Write out the listing below in full and exactly, leaving out every picture.

________

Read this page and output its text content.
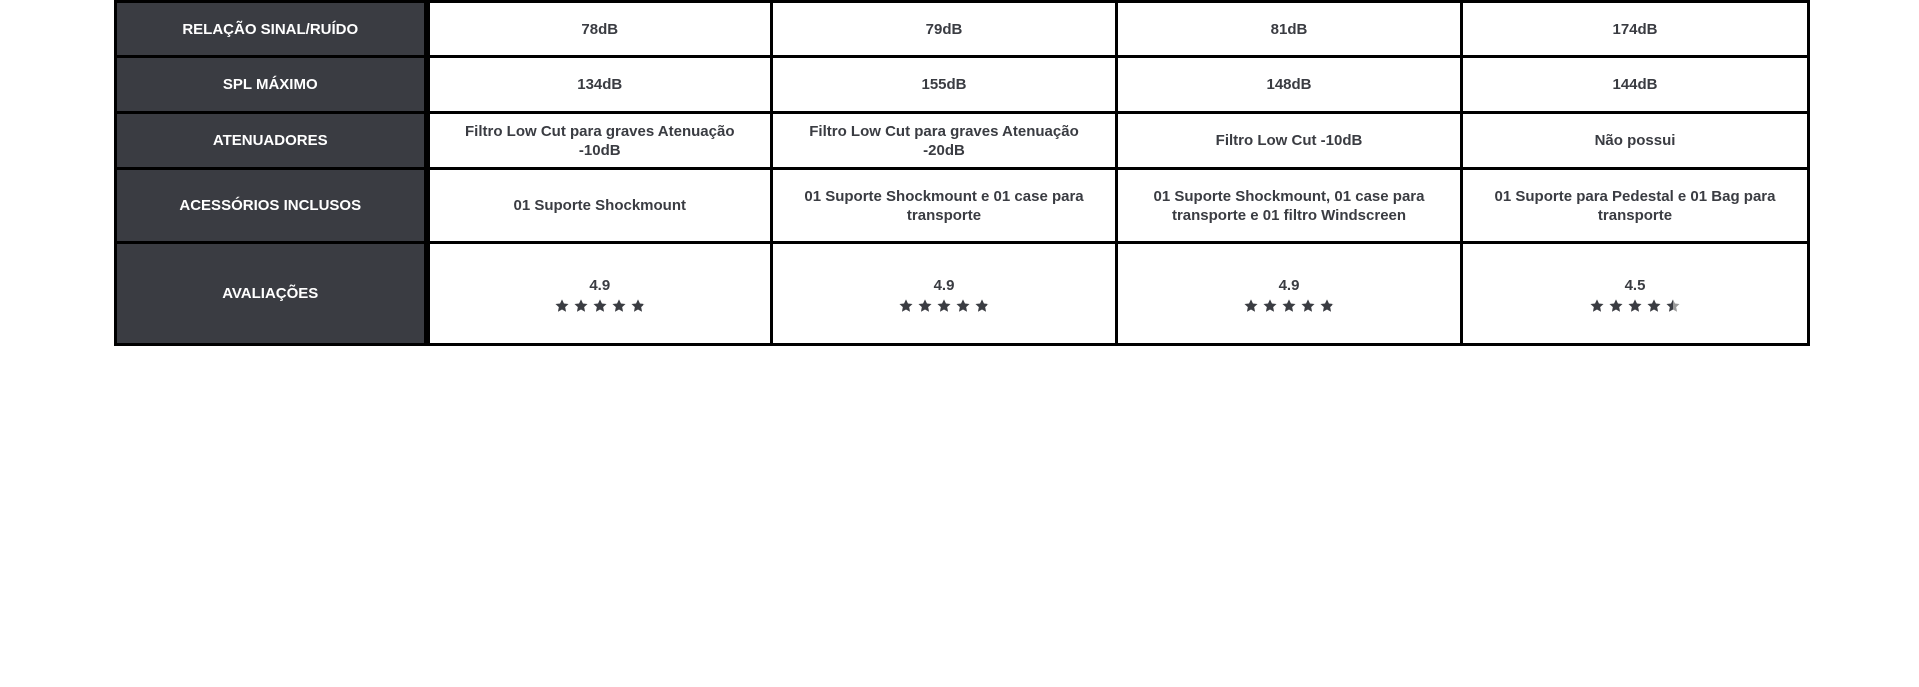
RELAÇÃO SINAL/RUÍDO	78dB	79dB	81dB	174dB
SPL MÁXIMO	134dB	155dB	148dB	144dB
ATENUADORES	Filtro Low Cut para graves Atenuação -10dB	Filtro Low Cut para graves Atenuação -20dB	Filtro Low Cut -10dB	Não possui
ACESSÓRIOS INCLUSOS	01 Suporte Shockmount	01 Suporte Shockmount e 01 case para transporte	01 Suporte Shockmount, 01 case para transporte e 01 filtro Windscreen	01 Suporte para Pedestal e 01 Bag para transporte
AVALIAÇÕES	4.9	4.9	4.9	4.5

________

Complete response →
Read this page and output its text content.
RELAÇÃO SINAL/RUÍDO	78dB	79dB	81dB	174dB
SPL MÁXIMO	134dB	155dB	148dB	144dB
ATENUADORES	Filtro Low Cut para graves Atenuação -10dB	Filtro Low Cut para graves Atenuação -20dB	Filtro Low Cut -10dB	Não possui
ACESSÓRIOS INCLUSOS	01 Suporte Shockmount	01 Suporte Shockmount e 01 case para transporte	01 Suporte Shockmount, 01 case para transporte e 01 filtro Windscreen	01 Suporte para Pedestal e 01 Bag para transporte
AVALIAÇÕES	4.9	4.9	4.9	4.5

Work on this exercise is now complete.